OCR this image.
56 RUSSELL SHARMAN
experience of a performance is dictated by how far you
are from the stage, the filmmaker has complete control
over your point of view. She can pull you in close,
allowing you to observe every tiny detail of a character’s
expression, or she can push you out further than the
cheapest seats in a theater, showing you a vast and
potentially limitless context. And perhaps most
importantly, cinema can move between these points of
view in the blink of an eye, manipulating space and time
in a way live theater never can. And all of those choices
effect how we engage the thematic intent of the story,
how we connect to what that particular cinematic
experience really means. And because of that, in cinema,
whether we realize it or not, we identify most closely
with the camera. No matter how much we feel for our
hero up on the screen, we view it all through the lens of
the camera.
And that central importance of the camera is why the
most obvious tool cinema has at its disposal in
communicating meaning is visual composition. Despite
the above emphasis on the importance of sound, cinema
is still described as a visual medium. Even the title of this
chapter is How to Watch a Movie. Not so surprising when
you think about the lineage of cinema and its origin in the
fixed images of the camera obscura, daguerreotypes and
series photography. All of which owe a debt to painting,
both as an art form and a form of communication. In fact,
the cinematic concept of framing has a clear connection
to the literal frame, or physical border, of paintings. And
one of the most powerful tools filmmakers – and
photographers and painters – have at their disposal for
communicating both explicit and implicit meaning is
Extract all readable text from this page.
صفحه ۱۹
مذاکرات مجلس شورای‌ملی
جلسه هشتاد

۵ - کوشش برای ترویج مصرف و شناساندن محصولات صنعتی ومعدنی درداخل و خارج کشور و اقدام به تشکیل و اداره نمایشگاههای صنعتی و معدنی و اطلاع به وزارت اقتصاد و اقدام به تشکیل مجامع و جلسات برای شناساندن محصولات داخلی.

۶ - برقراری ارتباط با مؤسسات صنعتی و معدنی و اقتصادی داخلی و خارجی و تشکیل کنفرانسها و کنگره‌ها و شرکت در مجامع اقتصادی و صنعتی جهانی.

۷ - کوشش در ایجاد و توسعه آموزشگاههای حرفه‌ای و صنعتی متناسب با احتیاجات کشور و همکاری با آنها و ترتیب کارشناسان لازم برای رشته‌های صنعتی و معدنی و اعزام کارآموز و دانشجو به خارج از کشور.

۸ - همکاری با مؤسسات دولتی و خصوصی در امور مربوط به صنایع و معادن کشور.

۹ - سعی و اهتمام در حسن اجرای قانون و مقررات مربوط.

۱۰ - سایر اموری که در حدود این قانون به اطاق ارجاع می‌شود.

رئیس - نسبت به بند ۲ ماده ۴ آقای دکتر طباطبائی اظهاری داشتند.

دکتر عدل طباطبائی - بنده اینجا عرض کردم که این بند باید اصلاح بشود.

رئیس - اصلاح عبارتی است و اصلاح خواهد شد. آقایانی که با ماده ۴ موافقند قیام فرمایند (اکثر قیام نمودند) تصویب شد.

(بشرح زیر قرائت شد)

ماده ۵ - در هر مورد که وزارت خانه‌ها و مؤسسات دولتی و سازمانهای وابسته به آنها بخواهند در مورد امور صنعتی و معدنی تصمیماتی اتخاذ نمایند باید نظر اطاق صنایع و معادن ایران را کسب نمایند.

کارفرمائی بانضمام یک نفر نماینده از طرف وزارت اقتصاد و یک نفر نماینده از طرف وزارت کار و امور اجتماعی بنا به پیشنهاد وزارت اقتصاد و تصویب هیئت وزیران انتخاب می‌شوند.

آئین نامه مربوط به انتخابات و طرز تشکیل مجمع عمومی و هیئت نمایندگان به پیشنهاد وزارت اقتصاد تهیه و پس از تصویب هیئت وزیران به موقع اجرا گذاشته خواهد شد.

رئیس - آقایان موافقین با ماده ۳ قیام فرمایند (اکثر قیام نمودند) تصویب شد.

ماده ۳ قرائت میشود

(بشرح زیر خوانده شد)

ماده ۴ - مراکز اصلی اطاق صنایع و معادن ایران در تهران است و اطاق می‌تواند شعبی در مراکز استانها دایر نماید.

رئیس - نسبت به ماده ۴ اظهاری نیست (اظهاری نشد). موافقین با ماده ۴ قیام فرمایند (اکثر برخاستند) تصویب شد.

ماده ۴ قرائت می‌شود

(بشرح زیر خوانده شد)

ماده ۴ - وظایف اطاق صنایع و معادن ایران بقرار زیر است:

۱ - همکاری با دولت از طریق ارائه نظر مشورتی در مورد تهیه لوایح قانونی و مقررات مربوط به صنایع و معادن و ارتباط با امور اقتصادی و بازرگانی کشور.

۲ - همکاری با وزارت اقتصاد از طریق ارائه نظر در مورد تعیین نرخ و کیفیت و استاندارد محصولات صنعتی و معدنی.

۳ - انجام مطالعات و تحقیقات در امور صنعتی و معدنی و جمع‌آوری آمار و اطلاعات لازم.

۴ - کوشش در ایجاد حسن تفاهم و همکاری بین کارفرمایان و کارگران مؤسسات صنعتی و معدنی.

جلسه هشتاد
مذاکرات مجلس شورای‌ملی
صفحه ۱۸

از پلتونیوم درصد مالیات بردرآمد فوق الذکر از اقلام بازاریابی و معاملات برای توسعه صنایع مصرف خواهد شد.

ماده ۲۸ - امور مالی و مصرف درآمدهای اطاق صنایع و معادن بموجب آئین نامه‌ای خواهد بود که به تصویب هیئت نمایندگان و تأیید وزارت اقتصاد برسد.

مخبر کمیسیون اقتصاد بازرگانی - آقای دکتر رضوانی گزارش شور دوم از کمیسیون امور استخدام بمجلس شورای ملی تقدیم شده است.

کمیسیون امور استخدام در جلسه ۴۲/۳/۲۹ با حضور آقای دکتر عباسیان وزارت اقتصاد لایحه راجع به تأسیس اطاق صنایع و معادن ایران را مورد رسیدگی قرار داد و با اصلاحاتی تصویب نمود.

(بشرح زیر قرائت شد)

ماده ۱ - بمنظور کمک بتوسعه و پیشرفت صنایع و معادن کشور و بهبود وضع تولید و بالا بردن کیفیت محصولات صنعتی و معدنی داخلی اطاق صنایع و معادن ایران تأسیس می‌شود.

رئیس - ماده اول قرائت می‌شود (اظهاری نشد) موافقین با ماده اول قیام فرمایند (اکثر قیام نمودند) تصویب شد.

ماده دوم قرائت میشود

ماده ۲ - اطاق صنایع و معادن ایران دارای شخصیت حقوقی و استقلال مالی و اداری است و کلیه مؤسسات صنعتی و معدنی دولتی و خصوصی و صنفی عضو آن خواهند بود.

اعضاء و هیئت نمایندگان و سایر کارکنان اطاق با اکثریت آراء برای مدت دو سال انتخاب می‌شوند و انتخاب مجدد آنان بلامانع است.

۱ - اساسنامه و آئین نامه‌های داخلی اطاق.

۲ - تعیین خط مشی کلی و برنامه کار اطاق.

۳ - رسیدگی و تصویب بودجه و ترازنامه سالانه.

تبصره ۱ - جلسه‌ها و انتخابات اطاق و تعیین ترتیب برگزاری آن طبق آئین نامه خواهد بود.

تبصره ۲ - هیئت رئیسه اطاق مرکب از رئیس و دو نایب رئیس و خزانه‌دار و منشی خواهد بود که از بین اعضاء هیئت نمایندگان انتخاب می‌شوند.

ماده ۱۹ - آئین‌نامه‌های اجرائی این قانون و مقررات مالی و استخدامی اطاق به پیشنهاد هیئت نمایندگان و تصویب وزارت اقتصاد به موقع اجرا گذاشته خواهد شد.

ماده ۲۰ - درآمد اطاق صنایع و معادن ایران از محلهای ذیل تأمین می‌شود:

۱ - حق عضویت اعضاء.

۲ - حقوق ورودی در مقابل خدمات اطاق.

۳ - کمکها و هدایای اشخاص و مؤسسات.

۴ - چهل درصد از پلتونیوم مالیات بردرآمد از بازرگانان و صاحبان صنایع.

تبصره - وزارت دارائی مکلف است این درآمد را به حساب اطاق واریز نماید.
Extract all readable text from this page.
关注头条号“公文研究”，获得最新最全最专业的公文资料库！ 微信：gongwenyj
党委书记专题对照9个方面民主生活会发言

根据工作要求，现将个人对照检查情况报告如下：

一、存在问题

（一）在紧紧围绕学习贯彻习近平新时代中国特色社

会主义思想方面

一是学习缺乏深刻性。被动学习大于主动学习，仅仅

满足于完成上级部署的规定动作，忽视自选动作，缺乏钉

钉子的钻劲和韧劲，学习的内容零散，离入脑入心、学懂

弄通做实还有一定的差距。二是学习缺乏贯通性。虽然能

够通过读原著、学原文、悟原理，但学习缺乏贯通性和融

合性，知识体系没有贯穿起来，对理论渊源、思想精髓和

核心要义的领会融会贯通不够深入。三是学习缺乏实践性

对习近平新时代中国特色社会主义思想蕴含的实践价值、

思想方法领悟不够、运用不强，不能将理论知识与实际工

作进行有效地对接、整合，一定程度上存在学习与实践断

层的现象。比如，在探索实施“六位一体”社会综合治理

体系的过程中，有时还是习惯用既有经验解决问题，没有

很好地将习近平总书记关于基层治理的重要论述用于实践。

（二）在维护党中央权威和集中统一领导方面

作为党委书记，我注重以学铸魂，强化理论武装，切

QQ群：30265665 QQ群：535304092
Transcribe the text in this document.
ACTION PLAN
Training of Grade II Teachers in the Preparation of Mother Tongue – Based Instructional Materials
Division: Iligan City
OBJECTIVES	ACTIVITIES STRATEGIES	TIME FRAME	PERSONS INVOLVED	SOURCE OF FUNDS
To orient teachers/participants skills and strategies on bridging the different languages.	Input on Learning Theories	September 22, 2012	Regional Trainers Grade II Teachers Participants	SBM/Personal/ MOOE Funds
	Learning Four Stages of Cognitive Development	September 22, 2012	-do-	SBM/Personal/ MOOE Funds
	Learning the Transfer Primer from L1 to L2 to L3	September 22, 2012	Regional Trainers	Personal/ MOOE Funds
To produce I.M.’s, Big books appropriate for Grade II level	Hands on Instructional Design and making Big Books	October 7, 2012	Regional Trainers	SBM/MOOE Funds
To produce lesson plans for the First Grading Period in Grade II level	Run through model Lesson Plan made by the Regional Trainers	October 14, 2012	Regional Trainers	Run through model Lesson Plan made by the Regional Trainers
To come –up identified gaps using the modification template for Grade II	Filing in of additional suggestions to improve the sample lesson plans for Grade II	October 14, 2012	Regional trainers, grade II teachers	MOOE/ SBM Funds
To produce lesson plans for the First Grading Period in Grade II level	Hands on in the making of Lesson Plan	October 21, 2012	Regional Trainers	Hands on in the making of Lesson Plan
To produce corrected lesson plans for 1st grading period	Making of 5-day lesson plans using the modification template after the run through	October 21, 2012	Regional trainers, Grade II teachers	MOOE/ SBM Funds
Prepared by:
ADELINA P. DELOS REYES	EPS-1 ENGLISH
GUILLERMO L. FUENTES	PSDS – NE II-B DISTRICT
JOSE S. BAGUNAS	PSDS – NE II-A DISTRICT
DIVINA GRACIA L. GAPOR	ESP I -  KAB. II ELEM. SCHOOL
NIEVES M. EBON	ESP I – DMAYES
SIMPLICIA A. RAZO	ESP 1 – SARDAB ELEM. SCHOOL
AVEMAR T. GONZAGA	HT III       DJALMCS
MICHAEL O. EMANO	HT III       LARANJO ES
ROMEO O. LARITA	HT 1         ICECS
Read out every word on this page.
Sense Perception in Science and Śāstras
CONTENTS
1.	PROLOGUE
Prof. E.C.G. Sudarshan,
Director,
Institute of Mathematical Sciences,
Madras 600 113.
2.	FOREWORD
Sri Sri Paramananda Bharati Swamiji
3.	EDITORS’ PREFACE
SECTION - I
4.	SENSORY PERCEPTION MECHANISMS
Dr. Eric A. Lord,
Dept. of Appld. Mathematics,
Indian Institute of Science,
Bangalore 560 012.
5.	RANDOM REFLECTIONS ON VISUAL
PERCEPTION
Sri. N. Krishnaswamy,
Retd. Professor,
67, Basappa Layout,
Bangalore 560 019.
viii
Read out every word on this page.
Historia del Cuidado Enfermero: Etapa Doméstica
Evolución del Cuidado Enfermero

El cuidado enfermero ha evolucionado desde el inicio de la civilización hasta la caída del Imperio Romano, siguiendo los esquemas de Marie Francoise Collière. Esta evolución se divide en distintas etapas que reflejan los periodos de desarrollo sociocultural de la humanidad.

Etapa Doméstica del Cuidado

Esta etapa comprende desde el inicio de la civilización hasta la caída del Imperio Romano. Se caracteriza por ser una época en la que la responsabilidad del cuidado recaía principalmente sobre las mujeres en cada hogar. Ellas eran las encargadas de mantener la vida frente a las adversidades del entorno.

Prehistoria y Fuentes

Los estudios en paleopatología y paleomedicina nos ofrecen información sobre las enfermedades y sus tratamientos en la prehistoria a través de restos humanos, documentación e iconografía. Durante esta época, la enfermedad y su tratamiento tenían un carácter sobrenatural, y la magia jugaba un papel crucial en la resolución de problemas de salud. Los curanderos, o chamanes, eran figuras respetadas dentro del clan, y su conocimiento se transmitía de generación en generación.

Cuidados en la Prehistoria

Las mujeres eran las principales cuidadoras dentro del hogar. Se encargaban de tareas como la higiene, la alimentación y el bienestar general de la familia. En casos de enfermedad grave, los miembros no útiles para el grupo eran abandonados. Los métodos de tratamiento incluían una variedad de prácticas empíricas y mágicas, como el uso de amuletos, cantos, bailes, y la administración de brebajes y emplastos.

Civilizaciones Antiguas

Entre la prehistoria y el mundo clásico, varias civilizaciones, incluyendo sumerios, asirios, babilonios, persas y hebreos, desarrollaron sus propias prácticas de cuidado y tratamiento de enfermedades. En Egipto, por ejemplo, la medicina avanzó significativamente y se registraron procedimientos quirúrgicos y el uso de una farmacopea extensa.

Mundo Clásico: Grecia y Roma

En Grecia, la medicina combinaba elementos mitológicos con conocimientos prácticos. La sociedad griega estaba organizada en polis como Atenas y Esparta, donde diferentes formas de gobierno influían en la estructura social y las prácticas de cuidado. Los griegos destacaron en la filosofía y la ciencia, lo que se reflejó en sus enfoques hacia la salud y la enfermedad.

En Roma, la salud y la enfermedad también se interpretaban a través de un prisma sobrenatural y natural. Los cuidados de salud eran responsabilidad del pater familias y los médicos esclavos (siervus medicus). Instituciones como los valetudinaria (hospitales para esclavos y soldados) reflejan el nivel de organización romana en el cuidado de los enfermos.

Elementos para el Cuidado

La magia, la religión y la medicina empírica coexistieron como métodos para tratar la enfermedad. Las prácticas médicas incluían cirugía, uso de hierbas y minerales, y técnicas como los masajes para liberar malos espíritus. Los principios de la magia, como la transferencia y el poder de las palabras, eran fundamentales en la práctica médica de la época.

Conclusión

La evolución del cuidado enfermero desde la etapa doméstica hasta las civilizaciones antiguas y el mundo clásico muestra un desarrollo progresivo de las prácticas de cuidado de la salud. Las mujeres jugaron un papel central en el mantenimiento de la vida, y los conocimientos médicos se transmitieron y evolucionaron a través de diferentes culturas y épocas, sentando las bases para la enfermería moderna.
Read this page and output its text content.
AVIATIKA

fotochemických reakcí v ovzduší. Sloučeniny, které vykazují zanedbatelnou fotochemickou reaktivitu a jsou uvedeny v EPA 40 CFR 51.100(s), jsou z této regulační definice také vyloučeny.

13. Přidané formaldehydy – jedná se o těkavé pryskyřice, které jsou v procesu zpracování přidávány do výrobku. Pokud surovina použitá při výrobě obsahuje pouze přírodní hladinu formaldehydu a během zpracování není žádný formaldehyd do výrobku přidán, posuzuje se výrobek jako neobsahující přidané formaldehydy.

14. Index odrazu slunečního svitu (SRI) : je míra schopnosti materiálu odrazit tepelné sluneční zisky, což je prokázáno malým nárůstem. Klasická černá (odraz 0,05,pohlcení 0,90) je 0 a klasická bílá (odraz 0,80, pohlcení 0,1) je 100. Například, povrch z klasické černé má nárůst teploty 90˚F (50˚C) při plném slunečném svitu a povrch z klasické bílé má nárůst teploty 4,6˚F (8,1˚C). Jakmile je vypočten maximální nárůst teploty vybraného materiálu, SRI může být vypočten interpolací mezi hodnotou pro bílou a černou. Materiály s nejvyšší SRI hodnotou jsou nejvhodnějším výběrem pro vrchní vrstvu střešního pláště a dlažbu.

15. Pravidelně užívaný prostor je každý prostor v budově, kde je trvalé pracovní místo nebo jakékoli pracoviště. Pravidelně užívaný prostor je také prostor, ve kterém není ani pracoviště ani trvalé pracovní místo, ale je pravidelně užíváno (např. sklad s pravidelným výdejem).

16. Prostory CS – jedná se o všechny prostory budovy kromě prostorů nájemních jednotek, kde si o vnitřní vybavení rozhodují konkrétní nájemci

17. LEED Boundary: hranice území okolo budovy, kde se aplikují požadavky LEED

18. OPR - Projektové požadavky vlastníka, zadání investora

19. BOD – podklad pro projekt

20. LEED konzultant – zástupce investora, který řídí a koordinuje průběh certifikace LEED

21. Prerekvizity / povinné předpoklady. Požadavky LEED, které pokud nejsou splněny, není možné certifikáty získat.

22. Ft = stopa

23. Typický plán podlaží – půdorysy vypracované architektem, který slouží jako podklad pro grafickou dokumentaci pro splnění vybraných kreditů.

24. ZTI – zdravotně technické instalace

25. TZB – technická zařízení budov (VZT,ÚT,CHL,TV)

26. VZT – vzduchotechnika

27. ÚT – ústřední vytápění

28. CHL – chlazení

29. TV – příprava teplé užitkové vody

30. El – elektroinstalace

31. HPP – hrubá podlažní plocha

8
..............................
Check every line of the records above for the string "theater" and say how many contain it, giving the number alone.

2